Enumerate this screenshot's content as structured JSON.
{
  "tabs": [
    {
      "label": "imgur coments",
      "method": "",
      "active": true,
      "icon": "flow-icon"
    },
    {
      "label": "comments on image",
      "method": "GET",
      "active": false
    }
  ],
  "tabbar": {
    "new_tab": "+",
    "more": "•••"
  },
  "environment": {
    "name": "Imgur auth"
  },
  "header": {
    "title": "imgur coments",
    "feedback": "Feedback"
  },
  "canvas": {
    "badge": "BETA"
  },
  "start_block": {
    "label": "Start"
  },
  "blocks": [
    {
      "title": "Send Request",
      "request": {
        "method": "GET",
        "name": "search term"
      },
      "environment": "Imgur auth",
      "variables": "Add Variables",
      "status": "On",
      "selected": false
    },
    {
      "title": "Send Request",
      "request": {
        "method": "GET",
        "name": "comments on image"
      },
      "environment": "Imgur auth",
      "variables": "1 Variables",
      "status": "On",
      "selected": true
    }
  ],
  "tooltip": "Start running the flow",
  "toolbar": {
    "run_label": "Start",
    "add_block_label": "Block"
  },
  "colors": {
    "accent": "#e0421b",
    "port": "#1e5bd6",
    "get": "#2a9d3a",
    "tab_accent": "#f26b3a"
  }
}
▬▬▬▬▬▬▬▬▬▬
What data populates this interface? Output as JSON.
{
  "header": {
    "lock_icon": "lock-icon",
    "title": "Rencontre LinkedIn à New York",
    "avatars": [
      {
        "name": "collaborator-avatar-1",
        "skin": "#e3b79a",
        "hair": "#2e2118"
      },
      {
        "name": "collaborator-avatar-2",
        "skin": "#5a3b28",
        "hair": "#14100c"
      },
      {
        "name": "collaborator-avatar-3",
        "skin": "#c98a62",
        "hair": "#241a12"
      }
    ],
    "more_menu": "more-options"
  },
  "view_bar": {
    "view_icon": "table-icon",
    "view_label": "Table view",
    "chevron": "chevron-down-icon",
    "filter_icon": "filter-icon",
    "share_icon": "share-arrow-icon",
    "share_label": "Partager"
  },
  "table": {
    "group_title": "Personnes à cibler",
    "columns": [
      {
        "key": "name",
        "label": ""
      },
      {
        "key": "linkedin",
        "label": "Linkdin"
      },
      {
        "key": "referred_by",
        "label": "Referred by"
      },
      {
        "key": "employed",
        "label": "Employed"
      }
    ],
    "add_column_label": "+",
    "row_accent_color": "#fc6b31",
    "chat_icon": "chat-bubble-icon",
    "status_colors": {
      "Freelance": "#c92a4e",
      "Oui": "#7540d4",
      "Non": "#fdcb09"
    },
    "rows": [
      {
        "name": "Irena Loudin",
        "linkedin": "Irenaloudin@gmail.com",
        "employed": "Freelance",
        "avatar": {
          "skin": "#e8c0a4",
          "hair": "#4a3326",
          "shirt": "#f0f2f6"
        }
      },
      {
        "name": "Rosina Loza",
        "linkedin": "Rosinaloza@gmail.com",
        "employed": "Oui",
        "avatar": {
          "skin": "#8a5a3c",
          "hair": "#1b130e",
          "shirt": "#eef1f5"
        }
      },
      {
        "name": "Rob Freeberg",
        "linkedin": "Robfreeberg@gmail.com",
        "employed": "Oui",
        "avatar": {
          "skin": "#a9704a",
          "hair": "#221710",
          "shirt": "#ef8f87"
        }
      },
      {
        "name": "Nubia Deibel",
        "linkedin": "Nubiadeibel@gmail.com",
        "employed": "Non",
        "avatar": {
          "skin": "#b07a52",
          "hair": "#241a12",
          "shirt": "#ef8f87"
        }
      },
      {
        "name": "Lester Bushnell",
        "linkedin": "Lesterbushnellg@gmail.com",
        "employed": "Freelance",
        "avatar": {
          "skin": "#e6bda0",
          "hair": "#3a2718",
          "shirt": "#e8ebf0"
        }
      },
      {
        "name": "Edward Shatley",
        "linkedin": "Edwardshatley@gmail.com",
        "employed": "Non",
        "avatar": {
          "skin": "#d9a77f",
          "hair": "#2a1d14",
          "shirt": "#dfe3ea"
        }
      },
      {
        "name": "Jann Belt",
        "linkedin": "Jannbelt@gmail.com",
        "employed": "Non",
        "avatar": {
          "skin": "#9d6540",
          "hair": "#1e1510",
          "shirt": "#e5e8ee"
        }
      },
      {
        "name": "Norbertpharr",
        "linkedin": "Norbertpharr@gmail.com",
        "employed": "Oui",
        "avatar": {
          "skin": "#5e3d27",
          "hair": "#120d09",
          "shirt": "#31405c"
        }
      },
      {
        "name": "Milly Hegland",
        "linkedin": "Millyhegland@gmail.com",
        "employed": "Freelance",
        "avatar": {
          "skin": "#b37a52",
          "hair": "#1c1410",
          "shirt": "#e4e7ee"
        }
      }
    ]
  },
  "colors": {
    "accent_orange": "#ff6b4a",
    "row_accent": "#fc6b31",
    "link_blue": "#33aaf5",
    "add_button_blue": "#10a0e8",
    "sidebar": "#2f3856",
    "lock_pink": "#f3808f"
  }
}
▬▬▬▬▬▬▬▬▬▬
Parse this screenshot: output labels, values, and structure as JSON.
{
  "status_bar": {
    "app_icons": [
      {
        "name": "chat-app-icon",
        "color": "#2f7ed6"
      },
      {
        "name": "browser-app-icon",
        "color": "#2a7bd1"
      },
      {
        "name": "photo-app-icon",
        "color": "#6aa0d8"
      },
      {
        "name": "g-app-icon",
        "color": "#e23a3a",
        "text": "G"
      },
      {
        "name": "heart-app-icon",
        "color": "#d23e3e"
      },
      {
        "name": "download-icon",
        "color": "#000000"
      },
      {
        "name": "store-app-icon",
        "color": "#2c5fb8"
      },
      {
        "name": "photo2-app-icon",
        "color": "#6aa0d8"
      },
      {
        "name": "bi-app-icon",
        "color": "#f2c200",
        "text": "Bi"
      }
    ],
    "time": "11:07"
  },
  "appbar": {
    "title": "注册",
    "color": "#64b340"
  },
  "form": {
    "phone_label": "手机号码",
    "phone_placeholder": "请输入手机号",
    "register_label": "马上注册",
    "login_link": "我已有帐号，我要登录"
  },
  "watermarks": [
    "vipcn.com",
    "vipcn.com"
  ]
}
▬▬▬▬▬▬▬▬▬▬
Exercise requirements
Find the word "gmail" in the material, then list each line that holds it.

Reply
        "linkedin": "Irenaloudin@gmail.com",
        "linkedin": "Rosinaloza@gmail.com",
        "linkedin": "Robfreeberg@gmail.com",
        "linkedin": "Nubiadeibel@gmail.com",
        "linkedin": "Lesterbushnellg@gmail.com",
        "linkedin": "Edwardshatley@gmail.com",
        "linkedin": "Jannbelt@gmail.com",
        "linkedin": "Norbertpharr@gmail.com",
        "linkedin": "Millyhegland@gmail.com",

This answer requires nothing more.